Gather every line in the records below that contains the word "number".

** Begin Materials provided **

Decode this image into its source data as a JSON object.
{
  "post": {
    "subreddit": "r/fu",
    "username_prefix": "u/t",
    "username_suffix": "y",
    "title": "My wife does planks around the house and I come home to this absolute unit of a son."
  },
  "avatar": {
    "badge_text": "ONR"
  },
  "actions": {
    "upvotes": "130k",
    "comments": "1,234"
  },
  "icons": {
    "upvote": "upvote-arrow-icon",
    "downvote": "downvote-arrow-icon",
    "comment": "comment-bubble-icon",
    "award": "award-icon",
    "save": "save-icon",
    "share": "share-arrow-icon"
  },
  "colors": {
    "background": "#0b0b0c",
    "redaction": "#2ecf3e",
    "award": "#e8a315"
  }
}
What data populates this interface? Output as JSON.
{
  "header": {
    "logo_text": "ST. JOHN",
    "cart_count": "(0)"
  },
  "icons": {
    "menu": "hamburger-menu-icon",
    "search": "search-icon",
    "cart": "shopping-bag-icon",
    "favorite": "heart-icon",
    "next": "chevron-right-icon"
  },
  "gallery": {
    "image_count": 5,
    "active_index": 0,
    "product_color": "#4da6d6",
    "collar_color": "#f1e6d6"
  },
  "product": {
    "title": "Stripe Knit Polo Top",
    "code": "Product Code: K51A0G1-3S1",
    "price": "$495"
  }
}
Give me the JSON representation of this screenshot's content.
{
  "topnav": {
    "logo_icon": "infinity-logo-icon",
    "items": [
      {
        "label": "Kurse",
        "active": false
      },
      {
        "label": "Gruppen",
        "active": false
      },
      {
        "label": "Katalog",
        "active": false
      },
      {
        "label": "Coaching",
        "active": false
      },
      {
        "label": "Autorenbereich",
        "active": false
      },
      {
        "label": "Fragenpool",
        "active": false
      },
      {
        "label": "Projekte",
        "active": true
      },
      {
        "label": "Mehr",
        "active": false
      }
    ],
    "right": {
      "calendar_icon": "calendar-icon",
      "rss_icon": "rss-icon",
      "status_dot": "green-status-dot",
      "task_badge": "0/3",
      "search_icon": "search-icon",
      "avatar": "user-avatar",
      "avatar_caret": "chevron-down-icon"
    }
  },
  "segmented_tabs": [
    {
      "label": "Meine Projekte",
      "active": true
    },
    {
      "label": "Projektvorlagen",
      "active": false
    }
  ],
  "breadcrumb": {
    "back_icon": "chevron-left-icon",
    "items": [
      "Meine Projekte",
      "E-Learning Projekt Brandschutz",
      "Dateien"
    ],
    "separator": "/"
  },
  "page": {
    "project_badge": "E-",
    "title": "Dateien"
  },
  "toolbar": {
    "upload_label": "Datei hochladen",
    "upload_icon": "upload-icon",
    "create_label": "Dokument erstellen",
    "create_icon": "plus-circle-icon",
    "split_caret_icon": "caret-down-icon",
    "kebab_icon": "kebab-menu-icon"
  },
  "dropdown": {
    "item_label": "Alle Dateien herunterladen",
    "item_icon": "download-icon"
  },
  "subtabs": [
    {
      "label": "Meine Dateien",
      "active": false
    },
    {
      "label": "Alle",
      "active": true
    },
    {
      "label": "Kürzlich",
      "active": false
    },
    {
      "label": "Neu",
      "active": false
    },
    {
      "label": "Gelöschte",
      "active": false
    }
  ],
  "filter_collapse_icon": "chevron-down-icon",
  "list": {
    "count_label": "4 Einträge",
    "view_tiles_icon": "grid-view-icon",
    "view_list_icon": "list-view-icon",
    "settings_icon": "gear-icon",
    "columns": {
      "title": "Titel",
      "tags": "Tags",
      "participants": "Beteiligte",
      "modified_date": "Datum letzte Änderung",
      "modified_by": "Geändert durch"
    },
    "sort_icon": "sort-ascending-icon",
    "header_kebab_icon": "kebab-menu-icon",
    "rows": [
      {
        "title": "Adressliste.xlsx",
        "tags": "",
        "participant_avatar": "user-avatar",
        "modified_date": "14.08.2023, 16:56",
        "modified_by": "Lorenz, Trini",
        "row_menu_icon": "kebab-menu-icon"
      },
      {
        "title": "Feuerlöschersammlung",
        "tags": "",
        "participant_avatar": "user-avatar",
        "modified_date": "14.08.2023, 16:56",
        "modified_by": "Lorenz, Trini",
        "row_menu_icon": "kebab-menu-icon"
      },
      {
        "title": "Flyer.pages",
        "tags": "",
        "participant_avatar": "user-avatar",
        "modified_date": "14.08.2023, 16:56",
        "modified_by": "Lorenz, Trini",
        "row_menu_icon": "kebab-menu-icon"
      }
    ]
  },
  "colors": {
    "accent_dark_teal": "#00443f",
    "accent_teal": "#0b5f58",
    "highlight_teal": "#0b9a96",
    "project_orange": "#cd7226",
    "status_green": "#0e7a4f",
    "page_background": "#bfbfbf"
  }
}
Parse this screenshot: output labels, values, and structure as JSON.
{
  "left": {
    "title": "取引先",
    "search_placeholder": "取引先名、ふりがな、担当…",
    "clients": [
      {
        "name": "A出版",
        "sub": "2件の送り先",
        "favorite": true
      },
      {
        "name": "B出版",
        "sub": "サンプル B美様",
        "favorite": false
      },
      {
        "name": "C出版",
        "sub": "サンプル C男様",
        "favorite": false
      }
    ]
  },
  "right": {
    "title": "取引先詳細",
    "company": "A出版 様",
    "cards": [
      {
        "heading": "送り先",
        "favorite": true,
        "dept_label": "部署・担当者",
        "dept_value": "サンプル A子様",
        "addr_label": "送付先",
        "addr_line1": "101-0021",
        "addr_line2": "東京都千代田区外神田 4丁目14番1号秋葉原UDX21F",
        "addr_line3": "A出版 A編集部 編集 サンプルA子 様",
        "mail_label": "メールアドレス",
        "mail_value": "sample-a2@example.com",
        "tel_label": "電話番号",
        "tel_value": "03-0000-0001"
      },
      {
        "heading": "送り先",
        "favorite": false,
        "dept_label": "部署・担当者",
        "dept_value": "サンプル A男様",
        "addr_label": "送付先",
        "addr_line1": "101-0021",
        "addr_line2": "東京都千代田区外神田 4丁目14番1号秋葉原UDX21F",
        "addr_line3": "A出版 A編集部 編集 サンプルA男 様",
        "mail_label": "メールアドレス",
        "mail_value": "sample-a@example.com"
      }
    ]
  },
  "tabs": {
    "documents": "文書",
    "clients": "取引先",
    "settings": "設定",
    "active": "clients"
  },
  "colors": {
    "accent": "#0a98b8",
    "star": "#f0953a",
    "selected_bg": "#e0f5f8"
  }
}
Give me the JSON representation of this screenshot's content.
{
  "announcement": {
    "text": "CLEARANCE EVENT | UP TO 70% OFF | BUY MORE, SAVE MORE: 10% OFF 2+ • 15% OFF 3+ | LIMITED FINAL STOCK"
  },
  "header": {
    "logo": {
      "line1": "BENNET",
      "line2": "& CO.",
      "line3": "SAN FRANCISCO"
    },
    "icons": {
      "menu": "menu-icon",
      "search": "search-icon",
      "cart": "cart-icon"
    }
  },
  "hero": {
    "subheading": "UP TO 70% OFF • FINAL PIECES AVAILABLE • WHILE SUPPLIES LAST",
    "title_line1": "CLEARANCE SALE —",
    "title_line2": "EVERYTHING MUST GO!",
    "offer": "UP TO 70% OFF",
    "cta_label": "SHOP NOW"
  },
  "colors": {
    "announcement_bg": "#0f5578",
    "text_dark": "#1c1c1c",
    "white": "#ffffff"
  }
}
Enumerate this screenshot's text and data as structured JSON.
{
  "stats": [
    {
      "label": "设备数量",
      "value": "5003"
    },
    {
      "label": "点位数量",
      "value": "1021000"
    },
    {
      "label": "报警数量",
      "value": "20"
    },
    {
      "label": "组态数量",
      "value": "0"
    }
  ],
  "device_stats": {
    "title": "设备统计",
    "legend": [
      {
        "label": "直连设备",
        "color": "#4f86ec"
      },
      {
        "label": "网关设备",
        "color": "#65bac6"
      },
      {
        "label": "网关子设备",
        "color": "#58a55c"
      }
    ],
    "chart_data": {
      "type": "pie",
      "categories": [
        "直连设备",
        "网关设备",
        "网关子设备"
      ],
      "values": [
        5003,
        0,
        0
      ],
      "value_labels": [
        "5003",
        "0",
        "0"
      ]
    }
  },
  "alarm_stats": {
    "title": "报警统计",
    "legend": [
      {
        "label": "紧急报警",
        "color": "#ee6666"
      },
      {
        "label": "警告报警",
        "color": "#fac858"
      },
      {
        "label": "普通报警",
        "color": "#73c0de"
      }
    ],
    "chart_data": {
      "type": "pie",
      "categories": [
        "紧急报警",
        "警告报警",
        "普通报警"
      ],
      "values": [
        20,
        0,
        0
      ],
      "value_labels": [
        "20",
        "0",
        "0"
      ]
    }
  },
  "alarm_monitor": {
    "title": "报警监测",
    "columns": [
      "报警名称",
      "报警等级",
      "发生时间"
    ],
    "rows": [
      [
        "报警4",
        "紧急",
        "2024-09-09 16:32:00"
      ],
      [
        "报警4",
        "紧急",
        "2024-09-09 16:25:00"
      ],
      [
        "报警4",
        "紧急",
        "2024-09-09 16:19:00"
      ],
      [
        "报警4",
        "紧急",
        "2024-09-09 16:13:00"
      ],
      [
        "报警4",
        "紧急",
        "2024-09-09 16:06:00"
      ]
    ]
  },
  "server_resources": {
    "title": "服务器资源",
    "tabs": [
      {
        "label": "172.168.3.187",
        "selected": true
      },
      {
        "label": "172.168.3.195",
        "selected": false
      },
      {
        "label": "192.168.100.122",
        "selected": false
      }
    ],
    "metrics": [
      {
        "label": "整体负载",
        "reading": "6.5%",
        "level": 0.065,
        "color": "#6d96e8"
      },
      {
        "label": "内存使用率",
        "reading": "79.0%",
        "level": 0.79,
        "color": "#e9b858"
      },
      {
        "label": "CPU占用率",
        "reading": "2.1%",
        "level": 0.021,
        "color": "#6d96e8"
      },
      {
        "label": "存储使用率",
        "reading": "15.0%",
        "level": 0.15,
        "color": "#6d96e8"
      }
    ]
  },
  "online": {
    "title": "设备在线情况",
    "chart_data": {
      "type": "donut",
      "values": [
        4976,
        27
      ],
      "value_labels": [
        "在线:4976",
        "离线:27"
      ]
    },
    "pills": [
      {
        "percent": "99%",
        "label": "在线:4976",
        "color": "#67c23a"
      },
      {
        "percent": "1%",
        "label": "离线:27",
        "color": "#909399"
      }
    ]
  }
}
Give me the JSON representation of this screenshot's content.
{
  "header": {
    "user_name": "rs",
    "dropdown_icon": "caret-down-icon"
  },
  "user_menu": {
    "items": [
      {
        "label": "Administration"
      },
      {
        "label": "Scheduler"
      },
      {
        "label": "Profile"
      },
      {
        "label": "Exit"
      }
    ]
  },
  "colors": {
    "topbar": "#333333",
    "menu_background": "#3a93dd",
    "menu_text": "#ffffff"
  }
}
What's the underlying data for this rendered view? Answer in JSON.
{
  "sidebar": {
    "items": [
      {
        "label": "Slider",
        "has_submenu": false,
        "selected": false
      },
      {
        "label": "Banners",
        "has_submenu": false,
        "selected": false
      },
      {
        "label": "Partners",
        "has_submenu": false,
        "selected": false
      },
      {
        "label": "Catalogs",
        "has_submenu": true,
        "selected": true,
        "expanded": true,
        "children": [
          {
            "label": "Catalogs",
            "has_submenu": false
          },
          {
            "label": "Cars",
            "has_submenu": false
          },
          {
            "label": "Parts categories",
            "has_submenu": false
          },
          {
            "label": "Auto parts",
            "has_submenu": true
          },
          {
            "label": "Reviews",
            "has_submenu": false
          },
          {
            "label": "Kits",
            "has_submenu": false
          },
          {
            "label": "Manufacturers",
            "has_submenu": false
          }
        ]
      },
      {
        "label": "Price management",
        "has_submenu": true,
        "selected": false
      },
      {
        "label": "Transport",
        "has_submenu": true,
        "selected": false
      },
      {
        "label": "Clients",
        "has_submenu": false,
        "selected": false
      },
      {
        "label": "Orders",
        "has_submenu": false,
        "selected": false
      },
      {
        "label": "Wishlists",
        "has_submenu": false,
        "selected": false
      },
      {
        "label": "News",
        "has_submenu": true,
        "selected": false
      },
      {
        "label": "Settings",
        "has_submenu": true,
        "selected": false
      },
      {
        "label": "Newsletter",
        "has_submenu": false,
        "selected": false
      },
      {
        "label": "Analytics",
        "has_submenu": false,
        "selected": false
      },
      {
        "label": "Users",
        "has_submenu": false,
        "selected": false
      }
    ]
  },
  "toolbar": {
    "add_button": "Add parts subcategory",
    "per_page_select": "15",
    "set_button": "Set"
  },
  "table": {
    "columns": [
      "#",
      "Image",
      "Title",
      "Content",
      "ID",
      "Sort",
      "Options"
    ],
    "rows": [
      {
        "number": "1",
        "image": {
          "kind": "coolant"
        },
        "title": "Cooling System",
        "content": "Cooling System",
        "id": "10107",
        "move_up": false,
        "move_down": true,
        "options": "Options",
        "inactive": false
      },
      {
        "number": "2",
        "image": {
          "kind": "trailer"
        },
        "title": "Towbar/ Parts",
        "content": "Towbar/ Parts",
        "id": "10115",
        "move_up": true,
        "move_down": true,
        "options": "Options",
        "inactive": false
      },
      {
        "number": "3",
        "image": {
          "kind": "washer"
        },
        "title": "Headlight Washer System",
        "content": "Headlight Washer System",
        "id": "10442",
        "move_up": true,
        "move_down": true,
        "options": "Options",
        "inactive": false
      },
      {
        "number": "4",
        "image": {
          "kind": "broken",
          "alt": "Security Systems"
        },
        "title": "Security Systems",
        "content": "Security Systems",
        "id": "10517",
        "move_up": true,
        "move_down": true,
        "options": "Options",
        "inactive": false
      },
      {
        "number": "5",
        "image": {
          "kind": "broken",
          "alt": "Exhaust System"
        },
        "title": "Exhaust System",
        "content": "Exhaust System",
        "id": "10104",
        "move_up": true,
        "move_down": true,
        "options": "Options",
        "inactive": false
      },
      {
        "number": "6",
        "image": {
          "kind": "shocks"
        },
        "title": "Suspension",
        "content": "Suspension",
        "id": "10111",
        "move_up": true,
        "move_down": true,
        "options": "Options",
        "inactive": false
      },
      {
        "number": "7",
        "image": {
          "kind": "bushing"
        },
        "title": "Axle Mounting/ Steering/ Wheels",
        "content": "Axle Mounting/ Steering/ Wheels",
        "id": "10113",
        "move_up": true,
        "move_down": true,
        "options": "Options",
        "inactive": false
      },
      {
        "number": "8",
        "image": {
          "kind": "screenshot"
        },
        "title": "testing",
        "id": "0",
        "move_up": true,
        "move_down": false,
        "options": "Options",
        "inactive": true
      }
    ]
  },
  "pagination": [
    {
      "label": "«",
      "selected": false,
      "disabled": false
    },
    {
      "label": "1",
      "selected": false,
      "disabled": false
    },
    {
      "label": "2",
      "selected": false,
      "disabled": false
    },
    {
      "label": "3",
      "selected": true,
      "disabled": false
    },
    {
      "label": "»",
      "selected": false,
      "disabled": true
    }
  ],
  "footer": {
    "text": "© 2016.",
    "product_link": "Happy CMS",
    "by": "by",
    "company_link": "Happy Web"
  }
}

** End Materials provided **

§ Output for this exercise:
        "number": "1",
        "number": "2",
        "number": "3",
        "number": "4",
        "number": "5",
        "number": "6",
        "number": "7",
        "number": "8",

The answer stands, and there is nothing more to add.